◆ **Problem statement**
Every line with the word "ukraine" in it should be extracted from the data that follows.

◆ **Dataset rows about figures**
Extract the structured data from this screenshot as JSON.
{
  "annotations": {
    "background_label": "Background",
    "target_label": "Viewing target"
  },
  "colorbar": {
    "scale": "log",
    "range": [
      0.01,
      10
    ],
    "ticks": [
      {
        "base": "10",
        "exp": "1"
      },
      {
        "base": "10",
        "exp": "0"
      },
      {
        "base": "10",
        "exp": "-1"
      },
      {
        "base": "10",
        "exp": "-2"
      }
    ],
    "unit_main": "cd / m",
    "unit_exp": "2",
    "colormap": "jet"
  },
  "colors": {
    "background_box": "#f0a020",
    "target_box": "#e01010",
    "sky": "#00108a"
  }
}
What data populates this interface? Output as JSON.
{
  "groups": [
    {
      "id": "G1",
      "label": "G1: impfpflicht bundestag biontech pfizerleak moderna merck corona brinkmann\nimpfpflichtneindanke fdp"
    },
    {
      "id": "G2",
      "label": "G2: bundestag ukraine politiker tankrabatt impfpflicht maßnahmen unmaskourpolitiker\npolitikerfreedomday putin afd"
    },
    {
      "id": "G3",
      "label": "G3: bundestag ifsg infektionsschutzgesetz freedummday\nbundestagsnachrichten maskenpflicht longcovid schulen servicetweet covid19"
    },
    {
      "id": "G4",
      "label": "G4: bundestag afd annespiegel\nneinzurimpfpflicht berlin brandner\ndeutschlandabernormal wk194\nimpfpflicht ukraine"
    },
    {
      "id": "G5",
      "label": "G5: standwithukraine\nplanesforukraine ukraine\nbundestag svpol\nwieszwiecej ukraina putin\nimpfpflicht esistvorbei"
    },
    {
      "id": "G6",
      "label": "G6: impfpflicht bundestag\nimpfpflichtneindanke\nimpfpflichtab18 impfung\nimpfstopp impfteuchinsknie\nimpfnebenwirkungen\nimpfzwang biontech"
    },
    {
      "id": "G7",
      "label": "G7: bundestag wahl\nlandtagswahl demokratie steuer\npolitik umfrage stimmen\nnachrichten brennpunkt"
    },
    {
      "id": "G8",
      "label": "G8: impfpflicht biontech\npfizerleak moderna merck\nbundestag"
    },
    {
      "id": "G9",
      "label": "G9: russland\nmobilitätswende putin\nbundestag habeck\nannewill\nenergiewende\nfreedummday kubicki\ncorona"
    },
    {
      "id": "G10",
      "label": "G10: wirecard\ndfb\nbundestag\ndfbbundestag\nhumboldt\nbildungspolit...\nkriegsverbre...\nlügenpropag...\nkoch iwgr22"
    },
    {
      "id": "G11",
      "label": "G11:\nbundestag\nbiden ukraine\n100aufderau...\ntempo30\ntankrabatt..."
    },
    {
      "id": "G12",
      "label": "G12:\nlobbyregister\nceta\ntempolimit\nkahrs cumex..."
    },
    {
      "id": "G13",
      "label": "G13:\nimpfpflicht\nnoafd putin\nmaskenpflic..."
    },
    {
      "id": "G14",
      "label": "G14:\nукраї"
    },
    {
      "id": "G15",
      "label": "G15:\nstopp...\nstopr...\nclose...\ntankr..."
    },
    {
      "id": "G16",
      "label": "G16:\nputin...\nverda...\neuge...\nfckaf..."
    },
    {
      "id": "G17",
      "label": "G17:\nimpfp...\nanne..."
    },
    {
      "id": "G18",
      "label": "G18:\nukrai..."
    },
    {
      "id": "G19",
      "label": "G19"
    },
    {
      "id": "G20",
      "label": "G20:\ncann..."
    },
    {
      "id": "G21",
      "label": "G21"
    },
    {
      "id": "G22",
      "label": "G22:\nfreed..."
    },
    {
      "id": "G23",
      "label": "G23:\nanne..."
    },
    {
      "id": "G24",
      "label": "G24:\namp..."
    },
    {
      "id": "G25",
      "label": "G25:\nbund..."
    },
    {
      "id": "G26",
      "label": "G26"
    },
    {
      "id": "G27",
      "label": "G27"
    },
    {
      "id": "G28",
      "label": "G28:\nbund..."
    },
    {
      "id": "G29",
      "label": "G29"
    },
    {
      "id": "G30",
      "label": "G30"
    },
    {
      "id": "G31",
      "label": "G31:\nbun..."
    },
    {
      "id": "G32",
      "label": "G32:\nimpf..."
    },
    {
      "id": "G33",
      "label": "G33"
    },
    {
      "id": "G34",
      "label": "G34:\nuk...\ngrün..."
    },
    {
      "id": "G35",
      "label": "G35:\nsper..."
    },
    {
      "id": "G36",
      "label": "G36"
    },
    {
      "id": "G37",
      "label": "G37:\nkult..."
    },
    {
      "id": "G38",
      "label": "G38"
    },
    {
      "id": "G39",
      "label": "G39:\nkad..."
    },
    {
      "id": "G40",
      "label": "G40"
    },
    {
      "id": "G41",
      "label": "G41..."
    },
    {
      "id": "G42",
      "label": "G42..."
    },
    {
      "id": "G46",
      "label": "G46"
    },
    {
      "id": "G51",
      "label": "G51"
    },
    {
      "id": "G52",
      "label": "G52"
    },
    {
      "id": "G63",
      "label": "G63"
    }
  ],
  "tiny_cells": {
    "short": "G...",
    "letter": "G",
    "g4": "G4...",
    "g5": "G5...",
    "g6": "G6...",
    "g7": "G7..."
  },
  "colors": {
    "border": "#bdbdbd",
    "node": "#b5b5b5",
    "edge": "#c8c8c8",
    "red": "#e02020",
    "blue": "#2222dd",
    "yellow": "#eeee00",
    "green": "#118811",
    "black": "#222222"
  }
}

◆ **Answer to the exercise**
      "label": "G2: bundestag ukraine politiker tankrabatt impfpflicht maßnahmen unmaskourpolitiker\npolitikerfreedomday putin afd"
      "label": "G4: bundestag afd annespiegel\nneinzurimpfpflicht berlin brandner\ndeutschlandabernormal wk194\nimpfpflicht ukraine"
      "label": "G5: standwithukraine\nplanesforukraine ukraine\nbundestag svpol\nwieszwiecej ukraina putin\nimpfpflicht esistvorbei"
      "label": "G11:\nbundestag\nbiden ukraine\n100aufderau...\ntempo30\ntankrabatt..."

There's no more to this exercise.